◆ Requirements:
Report every line from the material that contains the word "nuestra".
╭─ Records shown
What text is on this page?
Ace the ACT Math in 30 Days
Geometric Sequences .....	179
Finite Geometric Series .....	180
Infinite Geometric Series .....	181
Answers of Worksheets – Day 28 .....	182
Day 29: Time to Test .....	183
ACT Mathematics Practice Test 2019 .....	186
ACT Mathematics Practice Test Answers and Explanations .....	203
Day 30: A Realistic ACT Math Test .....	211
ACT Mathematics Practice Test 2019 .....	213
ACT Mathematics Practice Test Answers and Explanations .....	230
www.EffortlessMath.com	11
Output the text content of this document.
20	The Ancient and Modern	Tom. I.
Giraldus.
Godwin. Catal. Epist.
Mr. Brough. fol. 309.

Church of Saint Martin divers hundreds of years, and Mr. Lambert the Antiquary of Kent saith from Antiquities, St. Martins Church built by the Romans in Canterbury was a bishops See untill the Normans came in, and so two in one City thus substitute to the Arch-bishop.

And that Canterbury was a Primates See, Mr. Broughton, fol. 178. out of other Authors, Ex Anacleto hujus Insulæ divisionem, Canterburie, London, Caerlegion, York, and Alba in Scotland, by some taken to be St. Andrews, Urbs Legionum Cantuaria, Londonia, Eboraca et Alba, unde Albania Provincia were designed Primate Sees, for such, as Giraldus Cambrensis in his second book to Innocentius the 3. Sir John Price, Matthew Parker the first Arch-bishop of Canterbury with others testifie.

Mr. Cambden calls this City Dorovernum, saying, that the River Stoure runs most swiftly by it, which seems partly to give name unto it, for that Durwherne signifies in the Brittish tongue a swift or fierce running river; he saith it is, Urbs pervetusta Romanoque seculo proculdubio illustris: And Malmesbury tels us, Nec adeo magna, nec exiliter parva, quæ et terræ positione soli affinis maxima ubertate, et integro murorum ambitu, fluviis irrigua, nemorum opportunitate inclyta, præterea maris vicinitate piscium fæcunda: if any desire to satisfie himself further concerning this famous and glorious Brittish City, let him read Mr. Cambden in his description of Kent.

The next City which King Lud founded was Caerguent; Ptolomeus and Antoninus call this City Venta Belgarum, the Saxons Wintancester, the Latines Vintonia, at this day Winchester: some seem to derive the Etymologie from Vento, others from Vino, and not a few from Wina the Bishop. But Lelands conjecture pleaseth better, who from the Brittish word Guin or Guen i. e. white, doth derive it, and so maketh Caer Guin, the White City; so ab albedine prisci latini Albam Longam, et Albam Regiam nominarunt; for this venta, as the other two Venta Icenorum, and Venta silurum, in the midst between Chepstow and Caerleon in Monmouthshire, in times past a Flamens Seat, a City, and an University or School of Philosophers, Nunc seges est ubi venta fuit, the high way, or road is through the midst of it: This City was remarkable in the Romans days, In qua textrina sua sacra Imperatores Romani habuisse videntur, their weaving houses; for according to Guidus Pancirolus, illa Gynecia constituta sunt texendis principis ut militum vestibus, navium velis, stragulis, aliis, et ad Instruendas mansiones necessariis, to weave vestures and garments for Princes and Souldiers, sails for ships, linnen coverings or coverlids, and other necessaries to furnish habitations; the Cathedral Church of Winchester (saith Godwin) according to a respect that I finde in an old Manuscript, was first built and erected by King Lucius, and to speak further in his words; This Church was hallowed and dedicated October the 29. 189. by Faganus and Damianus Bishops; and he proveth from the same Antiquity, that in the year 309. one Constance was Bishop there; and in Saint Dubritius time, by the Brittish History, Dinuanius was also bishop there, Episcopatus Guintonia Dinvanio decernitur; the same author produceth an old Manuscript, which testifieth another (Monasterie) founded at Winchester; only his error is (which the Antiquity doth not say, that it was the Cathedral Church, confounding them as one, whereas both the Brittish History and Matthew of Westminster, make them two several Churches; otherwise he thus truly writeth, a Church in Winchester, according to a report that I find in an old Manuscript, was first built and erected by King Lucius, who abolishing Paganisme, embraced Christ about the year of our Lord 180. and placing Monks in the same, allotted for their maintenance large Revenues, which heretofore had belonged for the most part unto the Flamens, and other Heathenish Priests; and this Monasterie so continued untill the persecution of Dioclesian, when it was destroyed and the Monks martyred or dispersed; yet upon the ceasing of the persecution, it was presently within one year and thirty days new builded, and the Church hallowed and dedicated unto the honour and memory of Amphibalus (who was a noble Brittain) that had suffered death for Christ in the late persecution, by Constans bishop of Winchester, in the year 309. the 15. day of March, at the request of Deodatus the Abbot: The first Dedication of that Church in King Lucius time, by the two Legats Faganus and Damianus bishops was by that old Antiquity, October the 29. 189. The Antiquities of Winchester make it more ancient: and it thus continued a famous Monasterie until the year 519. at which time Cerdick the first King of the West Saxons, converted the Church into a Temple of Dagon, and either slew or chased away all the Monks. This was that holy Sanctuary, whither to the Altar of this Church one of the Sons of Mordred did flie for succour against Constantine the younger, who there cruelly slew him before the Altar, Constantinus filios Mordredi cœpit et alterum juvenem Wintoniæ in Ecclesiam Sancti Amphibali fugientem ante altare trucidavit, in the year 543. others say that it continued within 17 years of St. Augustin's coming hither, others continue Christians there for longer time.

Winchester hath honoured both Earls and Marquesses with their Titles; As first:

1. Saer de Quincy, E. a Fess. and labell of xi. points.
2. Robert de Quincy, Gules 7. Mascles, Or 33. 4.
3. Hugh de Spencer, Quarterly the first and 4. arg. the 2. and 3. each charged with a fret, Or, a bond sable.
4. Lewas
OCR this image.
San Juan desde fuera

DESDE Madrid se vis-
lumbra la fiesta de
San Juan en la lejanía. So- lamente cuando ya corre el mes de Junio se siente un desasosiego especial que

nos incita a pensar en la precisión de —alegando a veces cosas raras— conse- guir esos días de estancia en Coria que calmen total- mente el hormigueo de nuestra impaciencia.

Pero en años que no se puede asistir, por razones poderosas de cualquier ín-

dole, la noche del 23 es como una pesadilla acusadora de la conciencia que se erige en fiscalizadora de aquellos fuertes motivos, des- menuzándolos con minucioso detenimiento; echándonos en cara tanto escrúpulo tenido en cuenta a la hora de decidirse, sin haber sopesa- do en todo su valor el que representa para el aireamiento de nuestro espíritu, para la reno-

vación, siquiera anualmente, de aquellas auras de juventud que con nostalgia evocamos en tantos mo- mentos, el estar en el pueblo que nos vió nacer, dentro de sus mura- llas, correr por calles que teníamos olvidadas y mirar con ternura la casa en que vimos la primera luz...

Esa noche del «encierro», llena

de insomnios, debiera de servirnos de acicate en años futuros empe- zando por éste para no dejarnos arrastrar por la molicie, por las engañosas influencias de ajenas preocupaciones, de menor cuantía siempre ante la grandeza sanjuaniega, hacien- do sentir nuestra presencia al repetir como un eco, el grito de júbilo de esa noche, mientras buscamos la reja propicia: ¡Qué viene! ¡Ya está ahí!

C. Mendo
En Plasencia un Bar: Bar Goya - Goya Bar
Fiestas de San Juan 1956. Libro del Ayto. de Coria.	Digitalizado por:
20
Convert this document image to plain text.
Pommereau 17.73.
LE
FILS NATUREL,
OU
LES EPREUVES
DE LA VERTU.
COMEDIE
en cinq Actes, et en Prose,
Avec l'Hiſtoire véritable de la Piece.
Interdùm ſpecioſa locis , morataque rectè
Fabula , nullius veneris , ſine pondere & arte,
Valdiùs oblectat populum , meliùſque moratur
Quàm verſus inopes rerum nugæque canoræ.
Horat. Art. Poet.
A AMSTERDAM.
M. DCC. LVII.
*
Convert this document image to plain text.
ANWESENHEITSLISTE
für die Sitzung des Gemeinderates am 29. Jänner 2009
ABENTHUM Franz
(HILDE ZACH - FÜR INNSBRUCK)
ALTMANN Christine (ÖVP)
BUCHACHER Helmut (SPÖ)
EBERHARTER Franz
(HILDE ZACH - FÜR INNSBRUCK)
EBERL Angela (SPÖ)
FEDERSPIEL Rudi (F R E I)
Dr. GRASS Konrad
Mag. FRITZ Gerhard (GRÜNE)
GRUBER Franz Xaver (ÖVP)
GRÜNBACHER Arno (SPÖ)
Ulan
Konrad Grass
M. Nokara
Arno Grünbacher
╰─
◆ Result of this task:
nos incita a pensar en la precisión de —alegando a veces cosas raras— conse- guir esos días de estancia en Coria que calmen total- mente el hormigueo de nuestra impaciencia.
de insomnios, debiera de servirnos de acicate en años futuros empe- zando por éste para no dejarnos arrastrar por la molicie, por las engañosas influencias de ajenas preocupaciones, de menor cuantía siempre ante la grandeza sanjuaniega, hacien- do sentir nuestra presencia al repetir como un eco, el grito de júbilo de esa noche, mientras buscamos la reja propicia: ¡Qué viene! ¡Ya está ahí!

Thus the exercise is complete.